*Exercise directions*
Print the whole listing exactly.

Stored dataset items:
___

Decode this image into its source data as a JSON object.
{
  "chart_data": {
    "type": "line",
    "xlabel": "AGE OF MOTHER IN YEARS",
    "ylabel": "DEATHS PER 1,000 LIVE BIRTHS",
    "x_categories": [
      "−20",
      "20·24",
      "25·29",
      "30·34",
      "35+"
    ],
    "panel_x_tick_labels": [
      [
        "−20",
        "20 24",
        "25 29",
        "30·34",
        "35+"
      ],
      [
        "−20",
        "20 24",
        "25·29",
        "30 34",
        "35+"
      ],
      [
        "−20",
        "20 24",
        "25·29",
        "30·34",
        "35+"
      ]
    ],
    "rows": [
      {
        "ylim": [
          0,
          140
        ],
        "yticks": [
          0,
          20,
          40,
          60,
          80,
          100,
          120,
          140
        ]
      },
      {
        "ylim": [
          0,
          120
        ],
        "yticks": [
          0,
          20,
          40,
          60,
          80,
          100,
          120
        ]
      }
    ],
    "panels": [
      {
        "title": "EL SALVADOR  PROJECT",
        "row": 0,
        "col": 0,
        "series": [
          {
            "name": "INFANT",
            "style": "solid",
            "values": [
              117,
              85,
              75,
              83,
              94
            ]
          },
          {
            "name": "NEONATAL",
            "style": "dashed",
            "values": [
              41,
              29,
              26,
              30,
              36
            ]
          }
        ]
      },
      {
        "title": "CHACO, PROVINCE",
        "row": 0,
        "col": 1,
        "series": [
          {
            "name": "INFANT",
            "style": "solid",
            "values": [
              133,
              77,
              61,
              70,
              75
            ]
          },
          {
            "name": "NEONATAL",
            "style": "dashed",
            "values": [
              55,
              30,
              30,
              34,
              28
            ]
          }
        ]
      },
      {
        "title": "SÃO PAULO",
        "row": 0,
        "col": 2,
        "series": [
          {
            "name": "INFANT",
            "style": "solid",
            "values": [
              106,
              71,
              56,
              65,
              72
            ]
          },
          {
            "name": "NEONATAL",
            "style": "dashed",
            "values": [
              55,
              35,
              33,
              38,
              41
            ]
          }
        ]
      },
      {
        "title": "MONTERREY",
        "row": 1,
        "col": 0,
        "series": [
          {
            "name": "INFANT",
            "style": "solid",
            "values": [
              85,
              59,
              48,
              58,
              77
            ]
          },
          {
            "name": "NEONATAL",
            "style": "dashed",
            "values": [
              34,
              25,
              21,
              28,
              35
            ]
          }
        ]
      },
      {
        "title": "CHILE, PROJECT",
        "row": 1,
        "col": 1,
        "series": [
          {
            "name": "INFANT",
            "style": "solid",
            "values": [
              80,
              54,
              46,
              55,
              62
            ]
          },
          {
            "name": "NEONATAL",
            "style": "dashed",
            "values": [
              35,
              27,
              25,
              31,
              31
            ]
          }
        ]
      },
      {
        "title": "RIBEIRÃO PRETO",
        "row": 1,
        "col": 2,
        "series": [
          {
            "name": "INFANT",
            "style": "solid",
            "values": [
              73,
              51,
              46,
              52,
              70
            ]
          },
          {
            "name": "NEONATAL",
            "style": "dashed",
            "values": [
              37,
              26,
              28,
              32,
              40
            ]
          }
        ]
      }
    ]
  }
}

___

*Written reply*
Decode this image into its source data as a JSON object.
{
  "chart_data": {
    "type": "line",
    "xlabel": "AGE OF MOTHER IN YEARS",
    "ylabel": "DEATHS PER 1,000 LIVE BIRTHS",
    "x_categories": [
      "−20",
      "20·24",
      "25·29",
      "30·34",
      "35+"
    ],
    "panel_x_tick_labels": [
      [
        "−20",
        "20 24",
        "25 29",
        "30·34",
        "35+"
      ],
      [
        "−20",
        "20 24",
        "25·29",
        "30 34",
        "35+"
      ],
      [
        "−20",
        "20 24",
        "25·29",
        "30·34",
        "35+"
      ]
    ],
    "rows": [
      {
        "ylim": [
          0,
          140
        ],
        "yticks": [
          0,
          20,
          40,
          60,
          80,
          100,
          120,
          140
        ]
      },
      {
        "ylim": [
          0,
          120
        ],
        "yticks": [
          0,
          20,
          40,
          60,
          80,
          100,
          120
        ]
      }
    ],
    "panels": [
      {
        "title": "EL SALVADOR  PROJECT",
        "row": 0,
        "col": 0,
        "series": [
          {
            "name": "INFANT",
            "style": "solid",
            "values": [
              117,
              85,
              75,
              83,
              94
            ]
          },
          {
            "name": "NEONATAL",
            "style": "dashed",
            "values": [
              41,
              29,
              26,
              30,
              36
            ]
          }
        ]
      },
      {
        "title": "CHACO, PROVINCE",
        "row": 0,
        "col": 1,
        "series": [
          {
            "name": "INFANT",
            "style": "solid",
            "values": [
              133,
              77,
              61,
              70,
              75
            ]
          },
          {
            "name": "NEONATAL",
            "style": "dashed",
            "values": [
              55,
              30,
              30,
              34,
              28
            ]
          }
        ]
      },
      {
        "title": "SÃO PAULO",
        "row": 0,
        "col": 2,
        "series": [
          {
            "name": "INFANT",
            "style": "solid",
            "values": [
              106,
              71,
              56,
              65,
              72
            ]
          },
          {
            "name": "NEONATAL",
            "style": "dashed",
            "values": [
              55,
              35,
              33,
              38,
              41
            ]
          }
        ]
      },
      {
        "title": "MONTERREY",
        "row": 1,
        "col": 0,
        "series": [
          {
            "name": "INFANT",
            "style": "solid",
            "values": [
              85,
              59,
              48,
              58,
              77
            ]
          },
          {
            "name": "NEONATAL",
            "style": "dashed",
            "values": [
              34,
              25,
              21,
              28,
              35
            ]
          }
        ]
      },
      {
        "title": "CHILE, PROJECT",
        "row": 1,
        "col": 1,
        "series": [
          {
            "name": "INFANT",
            "style": "solid",
            "values": [
              80,
              54,
              46,
              55,
              62
            ]
          },
          {
            "name": "NEONATAL",
            "style": "dashed",
            "values": [
              35,
              27,
              25,
              31,
              31
            ]
          }
        ]
      },
      {
        "title": "RIBEIRÃO PRETO",
        "row": 1,
        "col": 2,
        "series": [
          {
            "name": "INFANT",
            "style": "solid",
            "values": [
              73,
              51,
              46,
              52,
              70
            ]
          },
          {
            "name": "NEONATAL",
            "style": "dashed",
            "values": [
              37,
              26,
              28,
              32,
              40
            ]
          }
        ]
      }
    ]
  }
}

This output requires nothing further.